* _TASK REQUIREMENTS_
Show all lines from the data that include the word "text".

* _EXCERPTED DATA_

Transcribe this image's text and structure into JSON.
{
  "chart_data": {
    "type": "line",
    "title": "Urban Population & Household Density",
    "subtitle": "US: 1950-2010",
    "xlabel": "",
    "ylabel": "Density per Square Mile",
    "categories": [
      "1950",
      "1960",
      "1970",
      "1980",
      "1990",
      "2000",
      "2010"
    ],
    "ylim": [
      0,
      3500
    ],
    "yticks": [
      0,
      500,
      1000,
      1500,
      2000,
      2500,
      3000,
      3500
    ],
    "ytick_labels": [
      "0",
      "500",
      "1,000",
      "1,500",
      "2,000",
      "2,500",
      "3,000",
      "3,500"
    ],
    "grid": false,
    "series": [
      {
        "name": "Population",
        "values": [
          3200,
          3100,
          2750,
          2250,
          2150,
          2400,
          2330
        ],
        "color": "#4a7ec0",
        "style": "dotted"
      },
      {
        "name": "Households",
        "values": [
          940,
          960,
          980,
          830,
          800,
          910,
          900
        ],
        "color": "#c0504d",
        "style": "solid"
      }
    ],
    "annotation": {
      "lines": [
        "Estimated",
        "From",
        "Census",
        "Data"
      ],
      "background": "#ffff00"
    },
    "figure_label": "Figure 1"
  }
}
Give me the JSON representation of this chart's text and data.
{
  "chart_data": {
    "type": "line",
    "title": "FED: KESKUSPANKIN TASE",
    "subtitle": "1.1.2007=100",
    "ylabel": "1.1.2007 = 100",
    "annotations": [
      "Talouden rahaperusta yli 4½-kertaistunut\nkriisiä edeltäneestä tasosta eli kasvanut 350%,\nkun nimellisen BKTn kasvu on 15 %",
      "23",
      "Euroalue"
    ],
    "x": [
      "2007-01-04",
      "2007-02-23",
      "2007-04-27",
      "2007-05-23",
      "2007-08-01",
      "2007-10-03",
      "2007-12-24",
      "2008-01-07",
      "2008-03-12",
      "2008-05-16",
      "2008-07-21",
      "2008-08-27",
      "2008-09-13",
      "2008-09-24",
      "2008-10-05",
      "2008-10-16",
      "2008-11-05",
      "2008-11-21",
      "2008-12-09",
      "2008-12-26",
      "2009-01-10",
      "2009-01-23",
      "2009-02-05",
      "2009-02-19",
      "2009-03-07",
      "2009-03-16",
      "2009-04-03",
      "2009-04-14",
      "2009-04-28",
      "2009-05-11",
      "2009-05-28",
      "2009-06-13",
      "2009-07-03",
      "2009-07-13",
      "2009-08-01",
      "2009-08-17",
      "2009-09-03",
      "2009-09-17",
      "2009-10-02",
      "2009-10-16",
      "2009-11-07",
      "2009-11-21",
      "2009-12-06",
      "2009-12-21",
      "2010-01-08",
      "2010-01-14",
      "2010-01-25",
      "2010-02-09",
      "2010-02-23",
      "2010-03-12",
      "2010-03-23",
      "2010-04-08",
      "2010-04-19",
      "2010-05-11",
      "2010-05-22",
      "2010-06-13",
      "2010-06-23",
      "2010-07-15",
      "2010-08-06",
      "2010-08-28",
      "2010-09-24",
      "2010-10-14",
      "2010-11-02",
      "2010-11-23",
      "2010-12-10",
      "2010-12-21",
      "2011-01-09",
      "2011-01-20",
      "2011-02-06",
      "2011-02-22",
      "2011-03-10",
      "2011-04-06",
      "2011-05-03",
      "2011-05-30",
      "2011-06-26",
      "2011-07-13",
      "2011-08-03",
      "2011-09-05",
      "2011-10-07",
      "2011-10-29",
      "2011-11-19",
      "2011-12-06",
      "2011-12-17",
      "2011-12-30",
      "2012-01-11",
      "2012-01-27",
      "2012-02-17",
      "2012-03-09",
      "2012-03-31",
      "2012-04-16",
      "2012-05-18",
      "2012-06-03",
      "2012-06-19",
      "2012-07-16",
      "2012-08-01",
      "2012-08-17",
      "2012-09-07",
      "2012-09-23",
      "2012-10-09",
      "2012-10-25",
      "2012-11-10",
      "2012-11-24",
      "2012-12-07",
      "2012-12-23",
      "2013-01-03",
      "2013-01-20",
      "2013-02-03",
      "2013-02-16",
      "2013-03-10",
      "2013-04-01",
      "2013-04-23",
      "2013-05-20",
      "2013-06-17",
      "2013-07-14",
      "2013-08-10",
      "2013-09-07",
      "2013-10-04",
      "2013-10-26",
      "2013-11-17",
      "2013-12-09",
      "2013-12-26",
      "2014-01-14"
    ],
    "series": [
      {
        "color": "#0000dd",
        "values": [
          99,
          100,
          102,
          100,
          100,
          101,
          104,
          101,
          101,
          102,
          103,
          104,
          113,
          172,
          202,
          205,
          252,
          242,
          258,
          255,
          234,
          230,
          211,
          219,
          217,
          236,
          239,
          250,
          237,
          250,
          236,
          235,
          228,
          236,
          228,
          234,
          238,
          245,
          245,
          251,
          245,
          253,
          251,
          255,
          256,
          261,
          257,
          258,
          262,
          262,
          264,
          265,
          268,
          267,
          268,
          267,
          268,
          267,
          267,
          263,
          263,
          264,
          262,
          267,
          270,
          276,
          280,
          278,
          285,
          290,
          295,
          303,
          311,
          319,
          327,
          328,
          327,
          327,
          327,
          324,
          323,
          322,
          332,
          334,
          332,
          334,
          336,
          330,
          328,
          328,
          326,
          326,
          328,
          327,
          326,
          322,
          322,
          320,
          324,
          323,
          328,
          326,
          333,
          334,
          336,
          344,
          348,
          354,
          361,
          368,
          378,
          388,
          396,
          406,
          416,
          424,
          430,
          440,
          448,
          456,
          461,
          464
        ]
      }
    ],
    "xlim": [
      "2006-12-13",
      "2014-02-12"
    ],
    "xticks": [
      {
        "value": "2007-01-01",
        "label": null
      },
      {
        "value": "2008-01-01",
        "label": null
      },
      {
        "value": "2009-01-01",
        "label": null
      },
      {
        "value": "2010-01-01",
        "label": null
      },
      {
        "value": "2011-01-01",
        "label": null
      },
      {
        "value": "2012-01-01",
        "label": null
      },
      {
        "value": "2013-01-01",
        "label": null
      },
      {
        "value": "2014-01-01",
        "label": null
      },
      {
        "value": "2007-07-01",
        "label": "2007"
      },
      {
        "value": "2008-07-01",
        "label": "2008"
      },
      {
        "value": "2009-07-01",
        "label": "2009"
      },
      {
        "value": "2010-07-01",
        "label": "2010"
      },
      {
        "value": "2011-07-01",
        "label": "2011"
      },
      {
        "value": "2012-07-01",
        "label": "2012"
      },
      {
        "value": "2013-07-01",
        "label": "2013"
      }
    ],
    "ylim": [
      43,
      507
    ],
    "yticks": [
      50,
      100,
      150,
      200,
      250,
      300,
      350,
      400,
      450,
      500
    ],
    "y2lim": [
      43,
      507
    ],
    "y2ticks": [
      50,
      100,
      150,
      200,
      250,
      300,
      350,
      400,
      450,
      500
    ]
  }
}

* _OUTPUT FOR THIS TASK_
Transcribe this image's text and structure into JSON.
Give me the JSON representation of this chart's text and data.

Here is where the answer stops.